- **Stated exercise**
Present the data once more in exactly its original form.

= = = = = = =

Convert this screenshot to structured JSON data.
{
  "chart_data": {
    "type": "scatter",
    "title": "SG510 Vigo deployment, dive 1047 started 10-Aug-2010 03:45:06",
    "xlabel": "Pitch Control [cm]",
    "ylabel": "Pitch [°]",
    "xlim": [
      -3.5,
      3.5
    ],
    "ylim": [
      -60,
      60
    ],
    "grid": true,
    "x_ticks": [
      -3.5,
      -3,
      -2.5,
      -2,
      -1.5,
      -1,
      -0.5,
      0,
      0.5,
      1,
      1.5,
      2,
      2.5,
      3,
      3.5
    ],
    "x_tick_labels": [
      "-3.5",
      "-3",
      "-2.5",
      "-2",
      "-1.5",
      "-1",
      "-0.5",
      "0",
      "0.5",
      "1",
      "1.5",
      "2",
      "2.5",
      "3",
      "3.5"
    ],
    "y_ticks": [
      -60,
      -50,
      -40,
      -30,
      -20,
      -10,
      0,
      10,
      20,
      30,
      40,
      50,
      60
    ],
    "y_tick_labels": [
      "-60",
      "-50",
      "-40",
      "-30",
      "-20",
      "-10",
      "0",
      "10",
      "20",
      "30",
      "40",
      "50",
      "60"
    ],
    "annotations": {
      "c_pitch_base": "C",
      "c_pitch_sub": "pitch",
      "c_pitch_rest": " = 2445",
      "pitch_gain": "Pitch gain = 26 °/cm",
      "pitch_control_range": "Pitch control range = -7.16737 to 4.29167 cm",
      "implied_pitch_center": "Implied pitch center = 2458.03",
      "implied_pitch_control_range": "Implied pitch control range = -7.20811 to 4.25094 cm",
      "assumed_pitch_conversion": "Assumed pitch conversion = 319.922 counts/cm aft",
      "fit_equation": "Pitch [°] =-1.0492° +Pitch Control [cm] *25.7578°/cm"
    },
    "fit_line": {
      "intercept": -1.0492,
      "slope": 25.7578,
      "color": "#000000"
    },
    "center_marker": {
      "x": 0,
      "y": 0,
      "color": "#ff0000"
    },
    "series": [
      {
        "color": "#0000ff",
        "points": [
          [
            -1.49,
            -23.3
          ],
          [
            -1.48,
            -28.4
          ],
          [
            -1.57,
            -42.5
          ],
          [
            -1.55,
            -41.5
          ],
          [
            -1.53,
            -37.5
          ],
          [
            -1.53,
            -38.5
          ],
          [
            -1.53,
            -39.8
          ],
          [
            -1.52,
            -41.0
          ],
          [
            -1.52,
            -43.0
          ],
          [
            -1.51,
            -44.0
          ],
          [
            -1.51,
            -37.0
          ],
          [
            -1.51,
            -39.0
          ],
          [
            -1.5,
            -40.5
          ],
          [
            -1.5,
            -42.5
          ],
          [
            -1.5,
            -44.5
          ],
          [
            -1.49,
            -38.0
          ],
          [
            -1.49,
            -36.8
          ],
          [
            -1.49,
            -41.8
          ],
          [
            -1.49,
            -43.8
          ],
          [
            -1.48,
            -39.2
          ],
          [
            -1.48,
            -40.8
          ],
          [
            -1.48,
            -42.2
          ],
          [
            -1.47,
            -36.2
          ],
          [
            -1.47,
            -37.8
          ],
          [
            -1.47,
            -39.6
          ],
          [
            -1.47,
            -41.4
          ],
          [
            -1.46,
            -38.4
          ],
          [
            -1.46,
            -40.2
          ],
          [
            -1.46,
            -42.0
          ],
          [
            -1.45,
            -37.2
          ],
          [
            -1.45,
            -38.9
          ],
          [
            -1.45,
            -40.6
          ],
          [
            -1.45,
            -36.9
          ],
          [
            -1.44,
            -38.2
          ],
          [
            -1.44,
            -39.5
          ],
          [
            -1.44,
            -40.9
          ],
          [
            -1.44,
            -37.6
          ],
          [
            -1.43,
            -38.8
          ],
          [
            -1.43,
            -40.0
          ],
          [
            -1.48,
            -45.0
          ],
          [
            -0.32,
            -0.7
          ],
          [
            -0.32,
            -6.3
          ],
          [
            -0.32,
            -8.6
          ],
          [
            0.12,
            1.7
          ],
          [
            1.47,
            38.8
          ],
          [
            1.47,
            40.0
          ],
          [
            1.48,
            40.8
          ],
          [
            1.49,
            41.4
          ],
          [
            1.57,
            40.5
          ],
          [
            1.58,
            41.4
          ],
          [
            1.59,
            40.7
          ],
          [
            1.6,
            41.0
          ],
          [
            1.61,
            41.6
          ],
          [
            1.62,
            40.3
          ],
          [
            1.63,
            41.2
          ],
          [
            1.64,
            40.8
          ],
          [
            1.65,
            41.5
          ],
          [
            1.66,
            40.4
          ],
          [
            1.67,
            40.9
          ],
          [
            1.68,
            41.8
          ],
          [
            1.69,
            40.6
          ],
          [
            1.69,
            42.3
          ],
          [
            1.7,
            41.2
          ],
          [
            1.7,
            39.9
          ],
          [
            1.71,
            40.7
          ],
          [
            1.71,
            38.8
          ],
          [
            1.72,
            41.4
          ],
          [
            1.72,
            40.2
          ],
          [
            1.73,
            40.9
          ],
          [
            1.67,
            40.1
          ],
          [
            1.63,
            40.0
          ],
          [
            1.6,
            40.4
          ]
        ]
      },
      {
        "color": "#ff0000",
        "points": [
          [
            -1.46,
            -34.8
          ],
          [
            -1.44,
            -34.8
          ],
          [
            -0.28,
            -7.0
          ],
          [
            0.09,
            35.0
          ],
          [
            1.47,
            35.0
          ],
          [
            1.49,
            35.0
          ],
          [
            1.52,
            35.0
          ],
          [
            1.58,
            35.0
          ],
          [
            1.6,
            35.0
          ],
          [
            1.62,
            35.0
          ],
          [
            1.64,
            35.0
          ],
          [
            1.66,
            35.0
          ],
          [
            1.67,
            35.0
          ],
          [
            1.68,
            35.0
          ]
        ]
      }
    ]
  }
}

= = = = = = =

- **Response to the task**
Convert this screenshot to structured JSON data.
{
  "chart_data": {
    "type": "scatter",
    "title": "SG510 Vigo deployment, dive 1047 started 10-Aug-2010 03:45:06",
    "xlabel": "Pitch Control [cm]",
    "ylabel": "Pitch [°]",
    "xlim": [
      -3.5,
      3.5
    ],
    "ylim": [
      -60,
      60
    ],
    "grid": true,
    "x_ticks": [
      -3.5,
      -3,
      -2.5,
      -2,
      -1.5,
      -1,
      -0.5,
      0,
      0.5,
      1,
      1.5,
      2,
      2.5,
      3,
      3.5
    ],
    "x_tick_labels": [
      "-3.5",
      "-3",
      "-2.5",
      "-2",
      "-1.5",
      "-1",
      "-0.5",
      "0",
      "0.5",
      "1",
      "1.5",
      "2",
      "2.5",
      "3",
      "3.5"
    ],
    "y_ticks": [
      -60,
      -50,
      -40,
      -30,
      -20,
      -10,
      0,
      10,
      20,
      30,
      40,
      50,
      60
    ],
    "y_tick_labels": [
      "-60",
      "-50",
      "-40",
      "-30",
      "-20",
      "-10",
      "0",
      "10",
      "20",
      "30",
      "40",
      "50",
      "60"
    ],
    "annotations": {
      "c_pitch_base": "C",
      "c_pitch_sub": "pitch",
      "c_pitch_rest": " = 2445",
      "pitch_gain": "Pitch gain = 26 °/cm",
      "pitch_control_range": "Pitch control range = -7.16737 to 4.29167 cm",
      "implied_pitch_center": "Implied pitch center = 2458.03",
      "implied_pitch_control_range": "Implied pitch control range = -7.20811 to 4.25094 cm",
      "assumed_pitch_conversion": "Assumed pitch conversion = 319.922 counts/cm aft",
      "fit_equation": "Pitch [°] =-1.0492° +Pitch Control [cm] *25.7578°/cm"
    },
    "fit_line": {
      "intercept": -1.0492,
      "slope": 25.7578,
      "color": "#000000"
    },
    "center_marker": {
      "x": 0,
      "y": 0,
      "color": "#ff0000"
    },
    "series": [
      {
        "color": "#0000ff",
        "points": [
          [
            -1.49,
            -23.3
          ],
          [
            -1.48,
            -28.4
          ],
          [
            -1.57,
            -42.5
          ],
          [
            -1.55,
            -41.5
          ],
          [
            -1.53,
            -37.5
          ],
          [
            -1.53,
            -38.5
          ],
          [
            -1.53,
            -39.8
          ],
          [
            -1.52,
            -41.0
          ],
          [
            -1.52,
            -43.0
          ],
          [
            -1.51,
            -44.0
          ],
          [
            -1.51,
            -37.0
          ],
          [
            -1.51,
            -39.0
          ],
          [
            -1.5,
            -40.5
          ],
          [
            -1.5,
            -42.5
          ],
          [
            -1.5,
            -44.5
          ],
          [
            -1.49,
            -38.0
          ],
          [
            -1.49,
            -36.8
          ],
          [
            -1.49,
            -41.8
          ],
          [
            -1.49,
            -43.8
          ],
          [
            -1.48,
            -39.2
          ],
          [
            -1.48,
            -40.8
          ],
          [
            -1.48,
            -42.2
          ],
          [
            -1.47,
            -36.2
          ],
          [
            -1.47,
            -37.8
          ],
          [
            -1.47,
            -39.6
          ],
          [
            -1.47,
            -41.4
          ],
          [
            -1.46,
            -38.4
          ],
          [
            -1.46,
            -40.2
          ],
          [
            -1.46,
            -42.0
          ],
          [
            -1.45,
            -37.2
          ],
          [
            -1.45,
            -38.9
          ],
          [
            -1.45,
            -40.6
          ],
          [
            -1.45,
            -36.9
          ],
          [
            -1.44,
            -38.2
          ],
          [
            -1.44,
            -39.5
          ],
          [
            -1.44,
            -40.9
          ],
          [
            -1.44,
            -37.6
          ],
          [
            -1.43,
            -38.8
          ],
          [
            -1.43,
            -40.0
          ],
          [
            -1.48,
            -45.0
          ],
          [
            -0.32,
            -0.7
          ],
          [
            -0.32,
            -6.3
          ],
          [
            -0.32,
            -8.6
          ],
          [
            0.12,
            1.7
          ],
          [
            1.47,
            38.8
          ],
          [
            1.47,
            40.0
          ],
          [
            1.48,
            40.8
          ],
          [
            1.49,
            41.4
          ],
          [
            1.57,
            40.5
          ],
          [
            1.58,
            41.4
          ],
          [
            1.59,
            40.7
          ],
          [
            1.6,
            41.0
          ],
          [
            1.61,
            41.6
          ],
          [
            1.62,
            40.3
          ],
          [
            1.63,
            41.2
          ],
          [
            1.64,
            40.8
          ],
          [
            1.65,
            41.5
          ],
          [
            1.66,
            40.4
          ],
          [
            1.67,
            40.9
          ],
          [
            1.68,
            41.8
          ],
          [
            1.69,
            40.6
          ],
          [
            1.69,
            42.3
          ],
          [
            1.7,
            41.2
          ],
          [
            1.7,
            39.9
          ],
          [
            1.71,
            40.7
          ],
          [
            1.71,
            38.8
          ],
          [
            1.72,
            41.4
          ],
          [
            1.72,
            40.2
          ],
          [
            1.73,
            40.9
          ],
          [
            1.67,
            40.1
          ],
          [
            1.63,
            40.0
          ],
          [
            1.6,
            40.4
          ]
        ]
      },
      {
        "color": "#ff0000",
        "points": [
          [
            -1.46,
            -34.8
          ],
          [
            -1.44,
            -34.8
          ],
          [
            -0.28,
            -7.0
          ],
          [
            0.09,
            35.0
          ],
          [
            1.47,
            35.0
          ],
          [
            1.49,
            35.0
          ],
          [
            1.52,
            35.0
          ],
          [
            1.58,
            35.0
          ],
          [
            1.6,
            35.0
          ],
          [
            1.62,
            35.0
          ],
          [
            1.64,
            35.0
          ],
          [
            1.66,
            35.0
          ],
          [
            1.67,
            35.0
          ],
          [
            1.68,
            35.0
          ]
        ]
      }
    ]
  }
}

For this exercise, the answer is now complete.